Saved entries:
——
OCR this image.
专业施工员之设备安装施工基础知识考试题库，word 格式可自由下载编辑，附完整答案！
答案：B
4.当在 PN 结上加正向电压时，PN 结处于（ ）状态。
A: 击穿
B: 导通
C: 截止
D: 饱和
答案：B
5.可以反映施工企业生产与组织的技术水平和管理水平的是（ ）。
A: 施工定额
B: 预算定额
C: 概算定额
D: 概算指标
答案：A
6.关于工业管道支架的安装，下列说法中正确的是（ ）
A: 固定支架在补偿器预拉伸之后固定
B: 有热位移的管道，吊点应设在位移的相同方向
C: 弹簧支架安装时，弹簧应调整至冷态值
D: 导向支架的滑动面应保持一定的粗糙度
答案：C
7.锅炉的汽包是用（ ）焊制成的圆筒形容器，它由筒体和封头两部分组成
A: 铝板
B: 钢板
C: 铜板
——
Exercise objective
Reproduce the data in its entirety, matching each character.

Task output
OCR this image.
专业施工员之设备安装施工基础知识考试题库，word 格式可自由下载编辑，附完整答案！
答案：B
4.当在 PN 结上加正向电压时，PN 结处于（ ）状态。
A: 击穿
B: 导通
C: 截止
D: 饱和
答案：B
5.可以反映施工企业生产与组织的技术水平和管理水平的是（ ）。
A: 施工定额
B: 预算定额
C: 概算定额
D: 概算指标
答案：A
6.关于工业管道支架的安装，下列说法中正确的是（ ）
A: 固定支架在补偿器预拉伸之后固定
B: 有热位移的管道，吊点应设在位移的相同方向
C: 弹簧支架安装时，弹簧应调整至冷态值
D: 导向支架的滑动面应保持一定的粗糙度
答案：C
7.锅炉的汽包是用（ ）焊制成的圆筒形容器，它由筒体和封头两部分组成
A: 铝板
B: 钢板
C: 铜板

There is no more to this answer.